页面文本 -

.....

修复这种状态,需要执行forceQuorumUsingPartitionOf指定当前活跃节点(如果是多个则选择primary node),此时活跃节点可以提供读写操作,然后将其他节点加入此集群。

  1. > cluster.forceQuorumUsingPartitionOf('root@mysql2:3306')
  2. Restoring cluster 'mycluster' from loss of quorum, by using the partition composed of [mysql2:3306]
  3. Restoring the InnoDB cluster ...
  4. Please provide the password for 'root@mysql2:3306': **********
  5. Save password for 'root@mysql2:3306'? [Y]es/[N]o/Ne[v]er (default No): y
  6. The InnoDB cluster was successfully restored using the partition from the instance 'root@mysql2:3306'.
  7. WARNING: To avoid a split-brain scenario, ensure that all other members of the cluster are removed or joined back to the group that was restored.
  8. > cluster.status()
  9. ...
  10. "status": "OK_NO_TOLERANCE",
  11. "statusText": "Cluster is NOT tolerant to any failures. 2 members are not active",
  12. "topology": {
  13. "mysql0:3306": {
  14. "address": "mysql0:3306",
  15. "mode": "n/a",
  16. "readReplicas": {},
  17. "role": "HA",
  18. "shellConnectError": "MySQL Error 2003 (HY000): Can't connect to MySQL server on 'mysql0' (111)",
  19. "status": "(MISSING)"
  20. },
  21. "mysql1:3306": {
  22. "address": "mysql1:3306",
  23. "mode": "n/a",
  24. "readReplicas": {},
  25. "role": "HA",
  26. "shellConnectError": "MySQL Error 2003 (HY000): Can't connect to MySQL server on 'mysql1' (113)",
  27. "status": "(MISSING)"
  28. },
  29. "mysql2:3306": {
  30. "address": "mysql2:3306",
  31. "mode": "R/W",
  32. "readReplicas": {},
  33. "role": "HA",
  34. "status": "ONLINE"
  35. }
  36. ...



  1. > cluster.rejoinInstance('root@mysql0:3306', {'password': 'R00T@mysql'})
  2. > cluster.rejoinInstance('root@mysql1:3306', {'password': 'R00T@mysql'})
  3. # 这里最初UNREACHABLE的节点在加入回来会报错,似乎是一个BUG,可以先尝试删除再加入
  4. > cluster.removeInstance('root@mysql1:3306', {'password': 'R00T@mysql', 'force': true})

.....

数据集摘录

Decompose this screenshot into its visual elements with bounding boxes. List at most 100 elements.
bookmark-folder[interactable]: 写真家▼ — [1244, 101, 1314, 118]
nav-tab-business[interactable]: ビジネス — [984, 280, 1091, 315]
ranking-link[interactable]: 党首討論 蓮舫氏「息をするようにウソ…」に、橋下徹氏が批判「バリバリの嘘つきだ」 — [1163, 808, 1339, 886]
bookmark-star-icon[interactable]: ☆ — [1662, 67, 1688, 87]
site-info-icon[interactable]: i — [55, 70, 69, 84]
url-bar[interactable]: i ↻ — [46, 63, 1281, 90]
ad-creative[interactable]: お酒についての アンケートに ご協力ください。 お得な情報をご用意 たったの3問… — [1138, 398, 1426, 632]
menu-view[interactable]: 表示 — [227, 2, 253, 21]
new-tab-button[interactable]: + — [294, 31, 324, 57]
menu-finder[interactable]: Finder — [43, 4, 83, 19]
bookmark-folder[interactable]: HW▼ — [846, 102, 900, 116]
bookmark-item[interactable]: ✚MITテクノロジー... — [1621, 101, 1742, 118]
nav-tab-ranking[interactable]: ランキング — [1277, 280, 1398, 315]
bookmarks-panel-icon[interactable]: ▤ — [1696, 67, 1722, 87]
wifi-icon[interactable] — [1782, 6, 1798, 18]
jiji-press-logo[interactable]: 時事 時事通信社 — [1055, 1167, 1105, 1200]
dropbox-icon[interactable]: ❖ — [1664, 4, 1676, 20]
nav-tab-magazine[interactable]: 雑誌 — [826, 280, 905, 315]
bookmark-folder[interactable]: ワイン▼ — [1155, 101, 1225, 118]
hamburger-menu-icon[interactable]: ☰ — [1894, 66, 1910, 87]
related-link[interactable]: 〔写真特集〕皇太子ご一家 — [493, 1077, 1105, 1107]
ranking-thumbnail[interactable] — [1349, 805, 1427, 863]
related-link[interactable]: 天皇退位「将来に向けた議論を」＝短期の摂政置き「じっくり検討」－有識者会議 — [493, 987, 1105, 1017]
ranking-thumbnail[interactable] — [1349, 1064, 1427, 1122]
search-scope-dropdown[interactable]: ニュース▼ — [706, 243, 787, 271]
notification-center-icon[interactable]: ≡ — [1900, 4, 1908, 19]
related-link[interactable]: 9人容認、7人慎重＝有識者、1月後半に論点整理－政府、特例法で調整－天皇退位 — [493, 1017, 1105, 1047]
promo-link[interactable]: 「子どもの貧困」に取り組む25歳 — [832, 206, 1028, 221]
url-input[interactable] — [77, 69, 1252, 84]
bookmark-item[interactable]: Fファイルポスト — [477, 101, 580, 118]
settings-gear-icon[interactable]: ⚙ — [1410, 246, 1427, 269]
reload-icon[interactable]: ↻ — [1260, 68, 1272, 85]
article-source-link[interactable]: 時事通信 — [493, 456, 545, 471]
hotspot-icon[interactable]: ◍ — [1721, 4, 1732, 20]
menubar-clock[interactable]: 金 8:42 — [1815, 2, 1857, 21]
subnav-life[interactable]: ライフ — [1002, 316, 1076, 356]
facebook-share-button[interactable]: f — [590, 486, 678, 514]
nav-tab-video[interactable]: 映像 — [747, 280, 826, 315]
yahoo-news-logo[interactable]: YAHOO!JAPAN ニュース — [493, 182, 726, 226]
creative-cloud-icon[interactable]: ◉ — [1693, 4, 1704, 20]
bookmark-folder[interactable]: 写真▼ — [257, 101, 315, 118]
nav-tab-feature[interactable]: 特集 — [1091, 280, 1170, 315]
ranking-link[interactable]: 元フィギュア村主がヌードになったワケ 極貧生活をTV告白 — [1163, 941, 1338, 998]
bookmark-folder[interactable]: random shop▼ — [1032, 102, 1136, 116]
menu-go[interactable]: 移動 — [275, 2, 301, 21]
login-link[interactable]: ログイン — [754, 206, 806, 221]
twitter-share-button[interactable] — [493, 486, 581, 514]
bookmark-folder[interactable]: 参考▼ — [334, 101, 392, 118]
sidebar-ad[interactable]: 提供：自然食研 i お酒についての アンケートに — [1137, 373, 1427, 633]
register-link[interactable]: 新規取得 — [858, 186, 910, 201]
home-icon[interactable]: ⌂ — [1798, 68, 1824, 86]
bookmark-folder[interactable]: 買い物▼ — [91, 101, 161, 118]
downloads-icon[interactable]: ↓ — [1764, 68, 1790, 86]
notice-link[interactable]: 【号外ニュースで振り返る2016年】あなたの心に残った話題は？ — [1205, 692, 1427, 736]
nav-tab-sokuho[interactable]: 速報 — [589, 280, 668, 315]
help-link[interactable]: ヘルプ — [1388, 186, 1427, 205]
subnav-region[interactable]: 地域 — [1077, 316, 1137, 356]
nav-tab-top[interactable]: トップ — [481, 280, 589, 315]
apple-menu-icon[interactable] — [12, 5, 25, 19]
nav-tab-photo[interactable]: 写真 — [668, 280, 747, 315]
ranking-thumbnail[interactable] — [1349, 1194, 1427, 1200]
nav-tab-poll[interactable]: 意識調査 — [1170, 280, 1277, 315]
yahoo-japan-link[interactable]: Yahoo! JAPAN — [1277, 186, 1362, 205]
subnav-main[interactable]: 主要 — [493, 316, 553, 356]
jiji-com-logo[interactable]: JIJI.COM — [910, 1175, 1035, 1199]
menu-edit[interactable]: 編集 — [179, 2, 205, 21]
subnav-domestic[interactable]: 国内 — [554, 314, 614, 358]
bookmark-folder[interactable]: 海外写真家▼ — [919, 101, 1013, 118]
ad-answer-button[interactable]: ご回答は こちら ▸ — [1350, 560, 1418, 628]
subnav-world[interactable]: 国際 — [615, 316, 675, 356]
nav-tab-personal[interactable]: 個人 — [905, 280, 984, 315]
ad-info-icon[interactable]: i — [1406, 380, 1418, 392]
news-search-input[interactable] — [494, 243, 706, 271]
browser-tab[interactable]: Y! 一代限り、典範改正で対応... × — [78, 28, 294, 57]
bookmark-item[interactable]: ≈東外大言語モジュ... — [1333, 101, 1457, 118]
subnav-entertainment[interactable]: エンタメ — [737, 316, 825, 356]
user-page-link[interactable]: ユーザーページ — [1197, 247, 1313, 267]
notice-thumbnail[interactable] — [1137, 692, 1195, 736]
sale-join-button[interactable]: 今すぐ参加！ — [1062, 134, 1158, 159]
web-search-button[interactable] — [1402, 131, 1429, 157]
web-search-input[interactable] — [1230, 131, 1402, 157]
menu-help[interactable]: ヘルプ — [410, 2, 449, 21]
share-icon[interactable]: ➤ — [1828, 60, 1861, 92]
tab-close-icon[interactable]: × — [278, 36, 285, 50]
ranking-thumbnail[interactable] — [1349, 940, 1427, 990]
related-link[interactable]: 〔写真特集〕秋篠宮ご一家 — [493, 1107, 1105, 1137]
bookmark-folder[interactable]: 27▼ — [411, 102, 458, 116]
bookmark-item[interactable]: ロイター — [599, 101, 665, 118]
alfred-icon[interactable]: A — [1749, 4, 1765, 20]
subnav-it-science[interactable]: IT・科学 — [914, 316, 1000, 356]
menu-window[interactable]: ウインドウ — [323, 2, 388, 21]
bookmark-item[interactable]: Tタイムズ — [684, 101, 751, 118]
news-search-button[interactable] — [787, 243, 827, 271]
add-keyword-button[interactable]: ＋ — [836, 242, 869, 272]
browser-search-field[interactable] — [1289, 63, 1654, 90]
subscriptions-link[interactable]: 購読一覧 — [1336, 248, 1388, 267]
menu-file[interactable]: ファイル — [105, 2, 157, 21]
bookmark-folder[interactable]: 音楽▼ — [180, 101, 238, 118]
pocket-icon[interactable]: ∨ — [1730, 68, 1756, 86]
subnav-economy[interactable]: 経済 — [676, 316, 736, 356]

.....

任务列表 -
A: 在这段关于InnoDB集群恢复的页面文本中,如果当前活跃节点有多个,应选择哪个节点?
B: 续写这段关于InnoDB集群恢复的页面文本,从它的最后一行之后接着写。

答案编号 -
A: 应选择primary node。

B:
  5. > cluster.addInstance('root@mysql1:3306', {'localAddress': 'mysql1', 'password': 'R00T@mysql'})

MySQL Router



  1. firewall-cmd --zone=public --add-port=6446/tcp --permanent
  2. firewall-cmd --zone=public --add-port=6447/tcp --permanent
  3. firewall-cmd --reload
  4. # 查看是否添加成功
  5. firewall-cmd --zone=public --list-port


  1. # 以当前集群信息创建mysql-router的配置信息,注意这里密码R00T@mysql被编码为R00T%40mysql
  2. $ mysqlrouter --bootstrap root:R00T%40mysql@mysql2:3306 --user=mysqlrouter
  3. # 重启mysqlrouter服务
  4. $ systemctl enable mysqlrouter
  5. $ systemctl restart mysqlrouter

mysqlrouter --bootstrap的时候会根据提供的URI获取集群元数据,如果该URI是只读的,那会自动找到读写节点。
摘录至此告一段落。